Stored records:
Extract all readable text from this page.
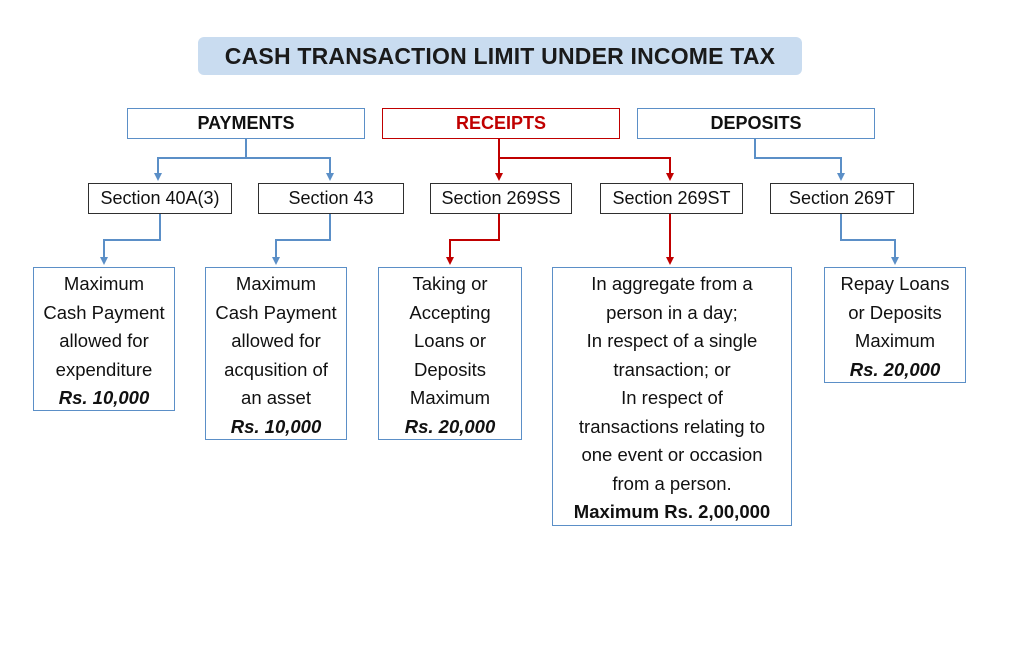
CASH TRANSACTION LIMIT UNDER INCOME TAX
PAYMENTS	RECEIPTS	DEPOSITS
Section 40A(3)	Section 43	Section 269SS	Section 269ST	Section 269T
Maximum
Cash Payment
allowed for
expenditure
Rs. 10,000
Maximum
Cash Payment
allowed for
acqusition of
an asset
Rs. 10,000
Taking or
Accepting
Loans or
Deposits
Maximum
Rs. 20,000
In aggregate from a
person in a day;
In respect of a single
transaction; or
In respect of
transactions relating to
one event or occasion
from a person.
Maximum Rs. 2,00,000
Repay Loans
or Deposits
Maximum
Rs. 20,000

(TASK DIRECTIONS)
All of the data above should be quoted exactly, except for the pictures.

(REPLY)
Extract all readable text from this page.
CASH TRANSACTION LIMIT UNDER INCOME TAX
PAYMENTS	RECEIPTS	DEPOSITS
Section 40A(3)	Section 43	Section 269SS	Section 269ST	Section 269T
Maximum
Cash Payment
allowed for
expenditure
Rs. 10,000
Maximum
Cash Payment
allowed for
acqusition of
an asset
Rs. 10,000
Taking or
Accepting
Loans or
Deposits
Maximum
Rs. 20,000
In aggregate from a
person in a day;
In respect of a single
transaction; or
In respect of
transactions relating to
one event or occasion
from a person.
Maximum Rs. 2,00,000
Repay Loans
or Deposits
Maximum
Rs. 20,000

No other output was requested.